**Problem requirements**
Below are some entries; write out each one of them exactly.

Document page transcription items
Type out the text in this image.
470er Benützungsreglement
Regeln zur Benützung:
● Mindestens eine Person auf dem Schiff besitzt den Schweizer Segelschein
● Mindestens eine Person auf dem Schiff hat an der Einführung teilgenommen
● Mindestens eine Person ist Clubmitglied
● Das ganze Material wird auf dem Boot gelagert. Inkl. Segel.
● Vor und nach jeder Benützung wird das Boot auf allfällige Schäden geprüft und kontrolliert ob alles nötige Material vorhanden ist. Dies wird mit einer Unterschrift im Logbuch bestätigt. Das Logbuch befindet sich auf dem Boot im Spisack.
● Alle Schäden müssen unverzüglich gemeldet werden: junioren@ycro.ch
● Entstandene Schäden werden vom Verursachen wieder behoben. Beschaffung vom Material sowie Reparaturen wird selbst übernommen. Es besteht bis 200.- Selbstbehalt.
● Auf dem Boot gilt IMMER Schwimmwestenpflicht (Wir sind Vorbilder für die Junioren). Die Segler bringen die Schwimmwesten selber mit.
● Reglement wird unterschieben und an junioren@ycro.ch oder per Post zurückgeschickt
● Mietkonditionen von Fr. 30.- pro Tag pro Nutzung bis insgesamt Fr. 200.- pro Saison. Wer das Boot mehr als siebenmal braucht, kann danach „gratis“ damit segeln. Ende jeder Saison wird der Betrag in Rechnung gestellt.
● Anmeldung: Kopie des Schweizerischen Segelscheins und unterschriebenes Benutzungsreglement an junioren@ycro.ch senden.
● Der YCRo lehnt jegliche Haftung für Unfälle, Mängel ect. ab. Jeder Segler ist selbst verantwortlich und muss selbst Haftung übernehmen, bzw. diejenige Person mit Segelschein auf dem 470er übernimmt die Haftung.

**Expected output**
Type out the text in this image.
470er Benützungsreglement
Regeln zur Benützung:
● Mindestens eine Person auf dem Schiff besitzt den Schweizer Segelschein
● Mindestens eine Person auf dem Schiff hat an der Einführung teilgenommen
● Mindestens eine Person ist Clubmitglied
● Das ganze Material wird auf dem Boot gelagert. Inkl. Segel.
● Vor und nach jeder Benützung wird das Boot auf allfällige Schäden geprüft und kontrolliert ob alles nötige Material vorhanden ist. Dies wird mit einer Unterschrift im Logbuch bestätigt. Das Logbuch befindet sich auf dem Boot im Spisack.
● Alle Schäden müssen unverzüglich gemeldet werden: junioren@ycro.ch
● Entstandene Schäden werden vom Verursachen wieder behoben. Beschaffung vom Material sowie Reparaturen wird selbst übernommen. Es besteht bis 200.- Selbstbehalt.
● Auf dem Boot gilt IMMER Schwimmwestenpflicht (Wir sind Vorbilder für die Junioren). Die Segler bringen die Schwimmwesten selber mit.
● Reglement wird unterschieben und an junioren@ycro.ch oder per Post zurückgeschickt
● Mietkonditionen von Fr. 30.- pro Tag pro Nutzung bis insgesamt Fr. 200.- pro Saison. Wer das Boot mehr als siebenmal braucht, kann danach „gratis“ damit segeln. Ende jeder Saison wird der Betrag in Rechnung gestellt.
● Anmeldung: Kopie des Schweizerischen Segelscheins und unterschriebenes Benutzungsreglement an junioren@ycro.ch senden.
● Der YCRo lehnt jegliche Haftung für Unfälle, Mängel ect. ab. Jeder Segler ist selbst verantwortlich und muss selbst Haftung übernehmen, bzw. diejenige Person mit Segelschein auf dem 470er übernimmt die Haftung.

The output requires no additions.